··· Exercise materials

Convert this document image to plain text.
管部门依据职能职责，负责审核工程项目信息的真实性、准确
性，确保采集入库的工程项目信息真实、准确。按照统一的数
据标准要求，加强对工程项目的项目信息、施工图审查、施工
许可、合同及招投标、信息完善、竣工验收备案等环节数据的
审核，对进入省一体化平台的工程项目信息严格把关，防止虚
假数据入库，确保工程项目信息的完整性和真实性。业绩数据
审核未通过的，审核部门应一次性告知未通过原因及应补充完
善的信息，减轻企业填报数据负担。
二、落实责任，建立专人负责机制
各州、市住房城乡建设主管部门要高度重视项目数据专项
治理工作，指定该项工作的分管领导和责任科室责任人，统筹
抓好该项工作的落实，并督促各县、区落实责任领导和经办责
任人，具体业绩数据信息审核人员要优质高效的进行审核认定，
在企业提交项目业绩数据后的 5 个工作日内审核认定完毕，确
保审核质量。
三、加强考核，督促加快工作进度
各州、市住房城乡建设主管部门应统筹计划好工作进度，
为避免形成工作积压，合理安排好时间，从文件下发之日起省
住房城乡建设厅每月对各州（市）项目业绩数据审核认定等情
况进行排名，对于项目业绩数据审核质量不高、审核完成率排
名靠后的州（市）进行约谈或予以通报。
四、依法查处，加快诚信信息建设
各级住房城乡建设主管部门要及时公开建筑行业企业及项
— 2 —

······

### Exercise description
Extract all the entries word for word.

### Expected output
Convert this document image to plain text.
管部门依据职能职责，负责审核工程项目信息的真实性、准确
性，确保采集入库的工程项目信息真实、准确。按照统一的数
据标准要求，加强对工程项目的项目信息、施工图审查、施工
许可、合同及招投标、信息完善、竣工验收备案等环节数据的
审核，对进入省一体化平台的工程项目信息严格把关，防止虚
假数据入库，确保工程项目信息的完整性和真实性。业绩数据
审核未通过的，审核部门应一次性告知未通过原因及应补充完
善的信息，减轻企业填报数据负担。
二、落实责任，建立专人负责机制
各州、市住房城乡建设主管部门要高度重视项目数据专项
治理工作，指定该项工作的分管领导和责任科室责任人，统筹
抓好该项工作的落实，并督促各县、区落实责任领导和经办责
任人，具体业绩数据信息审核人员要优质高效的进行审核认定，
在企业提交项目业绩数据后的 5 个工作日内审核认定完毕，确
保审核质量。
三、加强考核，督促加快工作进度
各州、市住房城乡建设主管部门应统筹计划好工作进度，
为避免形成工作积压，合理安排好时间，从文件下发之日起省
住房城乡建设厅每月对各州（市）项目业绩数据审核认定等情
况进行排名，对于项目业绩数据审核质量不高、审核完成率排
名靠后的州（市）进行约谈或予以通报。
四、依法查处，加快诚信信息建设
各级住房城乡建设主管部门要及时公开建筑行业企业及项
— 2 —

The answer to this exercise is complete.